PROBLEM DETAILS: Transcribe the records below exactly.

Records contained in a dataset:
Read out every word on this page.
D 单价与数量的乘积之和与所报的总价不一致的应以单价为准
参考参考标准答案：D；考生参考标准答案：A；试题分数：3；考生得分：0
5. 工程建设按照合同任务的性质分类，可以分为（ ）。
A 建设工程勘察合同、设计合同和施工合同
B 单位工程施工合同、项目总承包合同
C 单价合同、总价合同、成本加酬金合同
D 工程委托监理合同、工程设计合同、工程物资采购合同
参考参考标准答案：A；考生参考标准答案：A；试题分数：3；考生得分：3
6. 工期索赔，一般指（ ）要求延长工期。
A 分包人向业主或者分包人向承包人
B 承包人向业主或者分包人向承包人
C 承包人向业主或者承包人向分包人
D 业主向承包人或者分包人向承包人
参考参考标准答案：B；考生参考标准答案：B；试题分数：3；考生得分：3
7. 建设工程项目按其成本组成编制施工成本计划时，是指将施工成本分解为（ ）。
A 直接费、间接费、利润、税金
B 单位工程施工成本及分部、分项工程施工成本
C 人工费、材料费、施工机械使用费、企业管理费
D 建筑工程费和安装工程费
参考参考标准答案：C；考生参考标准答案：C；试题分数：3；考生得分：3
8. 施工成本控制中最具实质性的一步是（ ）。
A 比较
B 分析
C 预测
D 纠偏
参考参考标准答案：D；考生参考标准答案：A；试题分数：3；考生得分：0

RESULT FOR THIS TASK:
Read out every word on this page.
D 单价与数量的乘积之和与所报的总价不一致的应以单价为准
参考参考标准答案：D；考生参考标准答案：A；试题分数：3；考生得分：0
5. 工程建设按照合同任务的性质分类，可以分为（ ）。
A 建设工程勘察合同、设计合同和施工合同
B 单位工程施工合同、项目总承包合同
C 单价合同、总价合同、成本加酬金合同
D 工程委托监理合同、工程设计合同、工程物资采购合同
参考参考标准答案：A；考生参考标准答案：A；试题分数：3；考生得分：3
6. 工期索赔，一般指（ ）要求延长工期。
A 分包人向业主或者分包人向承包人
B 承包人向业主或者分包人向承包人
C 承包人向业主或者承包人向分包人
D 业主向承包人或者分包人向承包人
参考参考标准答案：B；考生参考标准答案：B；试题分数：3；考生得分：3
7. 建设工程项目按其成本组成编制施工成本计划时，是指将施工成本分解为（ ）。
A 直接费、间接费、利润、税金
B 单位工程施工成本及分部、分项工程施工成本
C 人工费、材料费、施工机械使用费、企业管理费
D 建筑工程费和安装工程费
参考参考标准答案：C；考生参考标准答案：C；试题分数：3；考生得分：3
8. 施工成本控制中最具实质性的一步是（ ）。
A 比较
B 分析
C 预测
D 纠偏
参考参考标准答案：D；考生参考标准答案：A；试题分数：3；考生得分：0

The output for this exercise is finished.